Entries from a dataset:
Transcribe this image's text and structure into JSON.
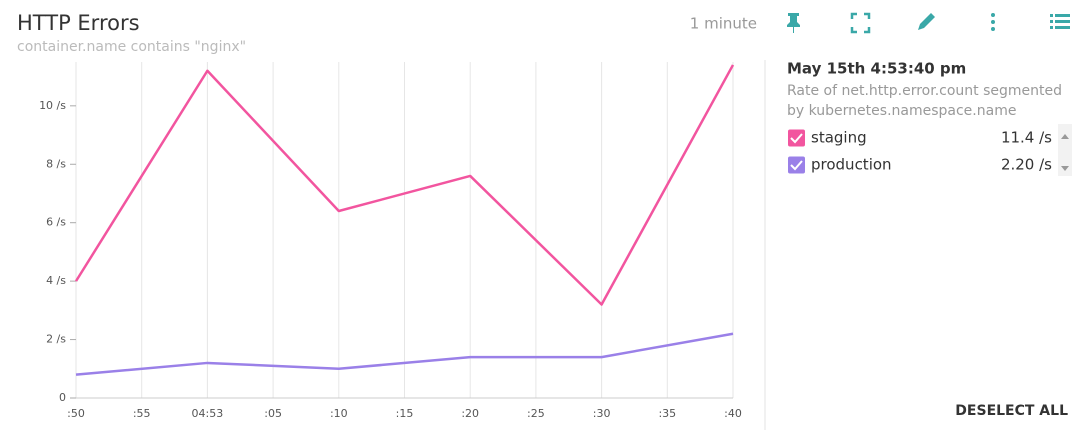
{
  "header": {
    "title": "HTTP Errors",
    "subtitle": "container.name contains \"nginx\"",
    "time_range": "1 minute"
  },
  "panel": {
    "timestamp": "May 15th 4:53:40 pm",
    "description_lines": [
      "Rate of net.http.error.count segmented",
      "by kubernetes.namespace.name"
    ],
    "readouts": [
      "11.4 /s",
      "2.20 /s"
    ],
    "action": "DESELECT ALL"
  },
  "chart_data": {
    "type": "line",
    "x": [
      ":50",
      "04:53",
      ":10",
      ":20",
      ":30",
      ":40"
    ],
    "xticks": [
      ":50",
      ":55",
      "04:53",
      ":05",
      ":10",
      ":15",
      ":20",
      ":25",
      ":30",
      ":35",
      ":40"
    ],
    "series": [
      {
        "name": "staging",
        "color": "#f2559f",
        "values": [
          4.0,
          11.2,
          6.4,
          7.6,
          3.2,
          11.4
        ]
      },
      {
        "name": "production",
        "color": "#9a80e8",
        "values": [
          0.8,
          1.2,
          1.0,
          1.4,
          1.4,
          2.2
        ]
      }
    ],
    "ylim": [
      0,
      11.5
    ],
    "yticks": [
      0,
      {
        "value": 2,
        "label": "2 /s"
      },
      {
        "value": 4,
        "label": "4 /s"
      },
      {
        "value": 6,
        "label": "6 /s"
      },
      {
        "value": 8,
        "label": "8 /s"
      },
      {
        "value": 10,
        "label": "10 /s"
      }
    ],
    "grid": true
  }
}
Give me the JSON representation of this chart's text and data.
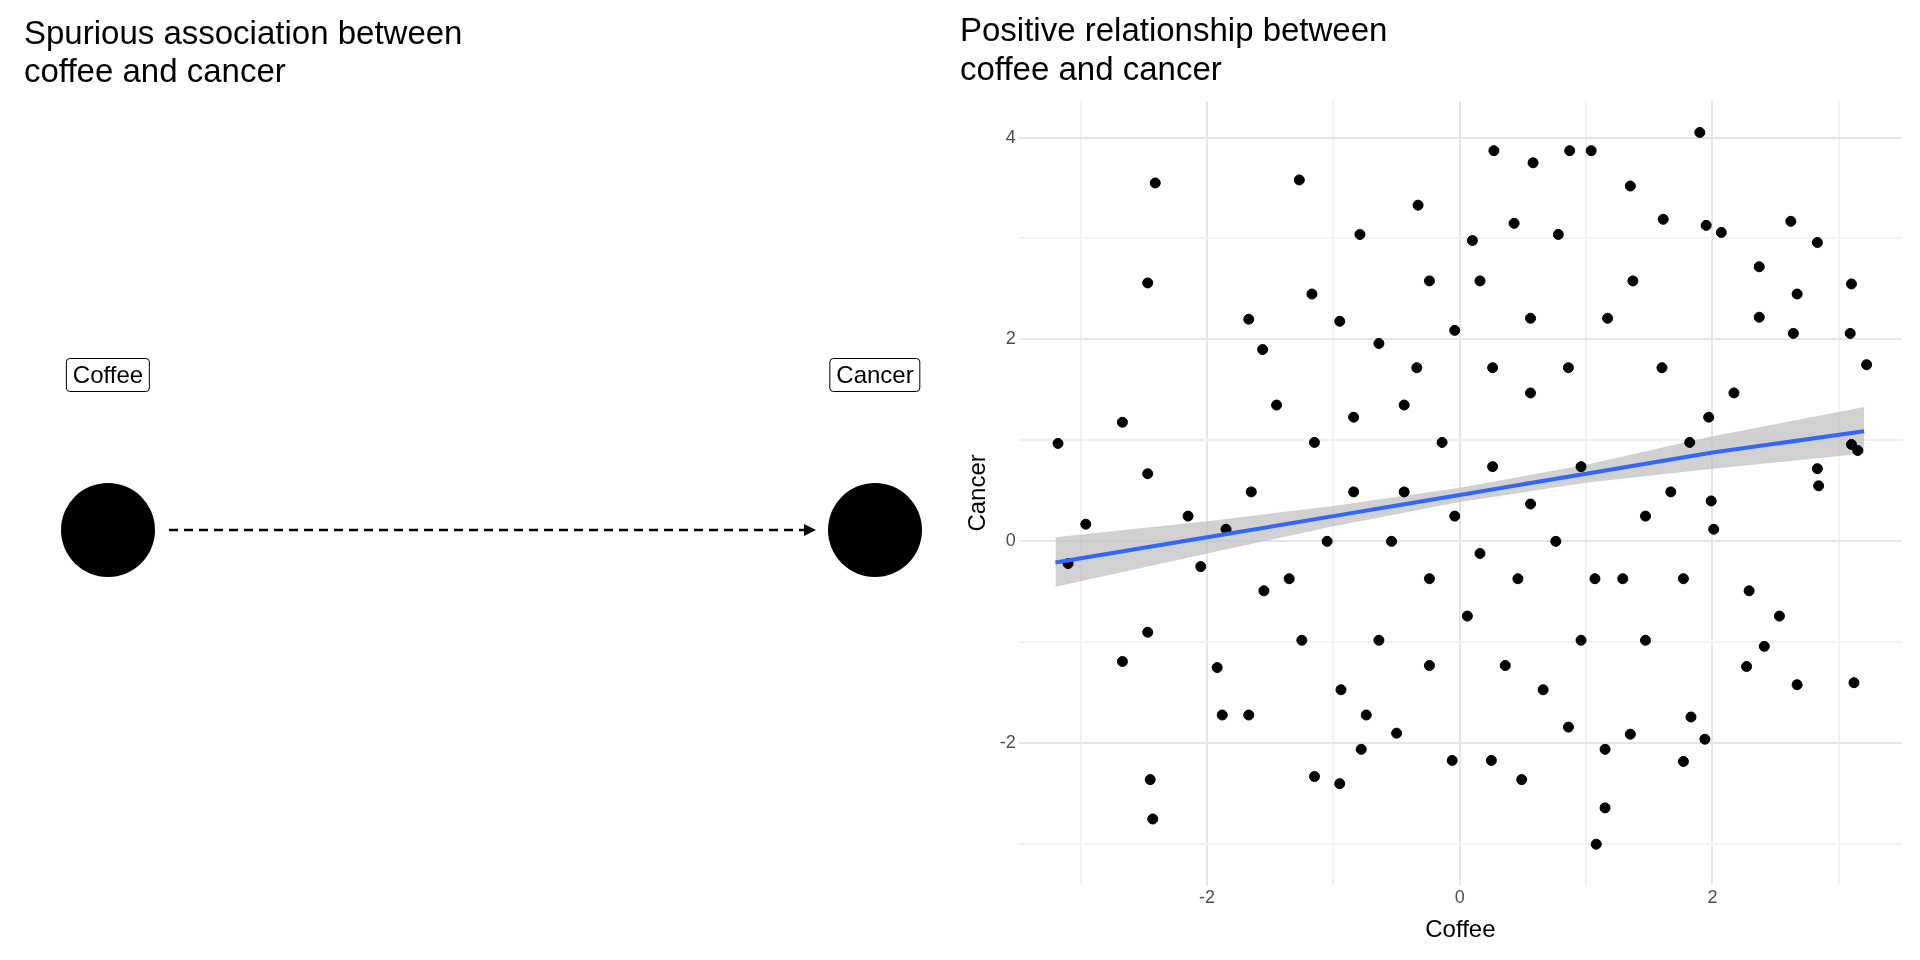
{
  "chart_data": [
    {
      "type": "other",
      "title": "Spurious association between coffee and cancer",
      "annotations": [
        "Coffee",
        "Cancer"
      ]
    },
    {
      "type": "scatter",
      "title": "Positive relationship between coffee and cancer",
      "xlabel": "Coffee",
      "ylabel": "Cancer",
      "xlim": [
        -3.49,
        3.5
      ],
      "ylim": [
        -3.4,
        4.36
      ],
      "xticks": [
        {
          "value": -3,
          "label": null
        },
        -2,
        {
          "value": -1,
          "label": null
        },
        0,
        {
          "value": 1,
          "label": null
        },
        2,
        {
          "value": 3,
          "label": null
        }
      ],
      "yticks": [
        {
          "value": -3,
          "label": null
        },
        -2,
        {
          "value": -1,
          "label": null
        },
        0,
        {
          "value": 1,
          "label": null
        },
        2,
        {
          "value": 3,
          "label": null
        },
        4
      ],
      "grid": true,
      "series": [
        {
          "type": "scatter",
          "color": "#000000",
          "marker": "circle",
          "x": [
            -3.18,
            -2.96,
            -3.1,
            -2.67,
            -2.41,
            -2.47,
            -2.67,
            -2.47,
            -2.47,
            -2.45,
            -2.43,
            -1.27,
            -1.67,
            -1.56,
            -1.92,
            -1.88,
            -1.67,
            -1.15,
            -0.95,
            -0.78,
            -0.5,
            -0.06,
            0.25,
            0.49,
            1.15,
            1.35,
            1.15,
            1.08,
            1.77,
            1.94,
            1.83,
            2.27,
            2.41,
            2.67,
            3.12,
            1.9,
            3.1,
            3.09,
            3.22,
            2.62,
            2.83,
            2.37,
            1.95,
            2.07,
            1.61,
            1.35,
            0.87,
            1.04,
            0.58,
            0.27,
            -0.33,
            -0.79,
            0.43,
            0.78,
            0.1,
            -1.17,
            -0.95,
            2.67,
            2.64,
            2.37,
            2.83,
            2.84,
            3.1,
            3.15,
            2.53,
            2.29,
            1.99,
            2.01,
            1.97,
            1.82,
            1.6,
            1.47,
            1.29,
            0.96,
            0.66,
            0.36,
            0.06,
            -0.24,
            -0.54,
            -0.84,
            -1.15,
            -1.45,
            -1.65,
            -1.85,
            -2.05,
            -2.15,
            -1.55,
            -1.25,
            -0.94,
            -0.64,
            -0.34,
            -0.04,
            0.26,
            0.56,
            0.86,
            1.17,
            1.37,
            0.96,
            0.56,
            0.26,
            -0.14,
            -0.44,
            -0.64,
            -0.84,
            -0.04,
            0.16,
            0.46,
            0.76,
            1.07,
            1.47,
            1.77,
            -0.44,
            -1.05,
            -1.35,
            -0.74,
            -0.24,
            0.86,
            2.17,
            1.67,
            0.56,
            -0.24,
            0.16
          ],
          "values": [
            0.97,
            0.17,
            -0.22,
            1.18,
            3.55,
            2.56,
            -1.19,
            0.67,
            -0.9,
            -2.36,
            -2.75,
            3.58,
            2.2,
            1.9,
            -1.25,
            -1.72,
            -1.72,
            -2.33,
            -2.4,
            -2.06,
            -1.9,
            -2.17,
            -2.17,
            -2.36,
            -2.06,
            -1.91,
            -2.64,
            -3.0,
            -2.18,
            -1.96,
            -1.74,
            -1.24,
            -1.04,
            -1.42,
            -1.4,
            4.05,
            2.55,
            2.06,
            1.75,
            3.17,
            2.96,
            2.72,
            3.13,
            3.06,
            3.19,
            3.52,
            3.87,
            3.87,
            3.75,
            3.87,
            3.33,
            3.04,
            3.15,
            3.04,
            2.98,
            2.45,
            2.18,
            2.45,
            2.06,
            2.22,
            0.72,
            0.55,
            0.96,
            0.9,
            -0.74,
            -0.49,
            0.4,
            0.12,
            1.23,
            0.98,
            1.72,
            0.25,
            -0.37,
            -0.98,
            -1.47,
            -1.23,
            -0.74,
            -0.37,
            0,
            0.49,
            0.98,
            1.35,
            0.49,
            0.12,
            -0.25,
            0.25,
            -0.49,
            -0.98,
            -1.47,
            -0.98,
            1.72,
            2.09,
            1.72,
            2.21,
            1.72,
            2.21,
            2.58,
            0.74,
            0.37,
            0.74,
            0.98,
            1.35,
            1.96,
            1.23,
            0.25,
            -0.12,
            -0.37,
            0,
            -0.37,
            -0.98,
            -0.37,
            0.49,
            0,
            -0.37,
            -1.72,
            -1.23,
            -1.84,
            1.47,
            0.49,
            1.47,
            2.58,
            2.58
          ]
        },
        {
          "type": "line",
          "color": "#3366ff",
          "x": [
            -3.2,
            -2,
            -1,
            0,
            1,
            2,
            3.2
          ],
          "values": [
            -0.21,
            0.04,
            0.25,
            0.46,
            0.67,
            0.88,
            1.09
          ],
          "lower": [
            -0.45,
            -0.12,
            0.15,
            0.39,
            0.58,
            0.72,
            0.87
          ],
          "upper": [
            0.04,
            0.2,
            0.35,
            0.53,
            0.76,
            1.04,
            1.33
          ]
        }
      ]
    }
  ]
}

§ Requirement
Return every line of the preceding records in which the word "name" appears.

§ Solution for this problem
    "subtitle": "container.name contains \"nginx\"",
      "by kubernetes.namespace.name"
        "name": "staging",
        "name": "production",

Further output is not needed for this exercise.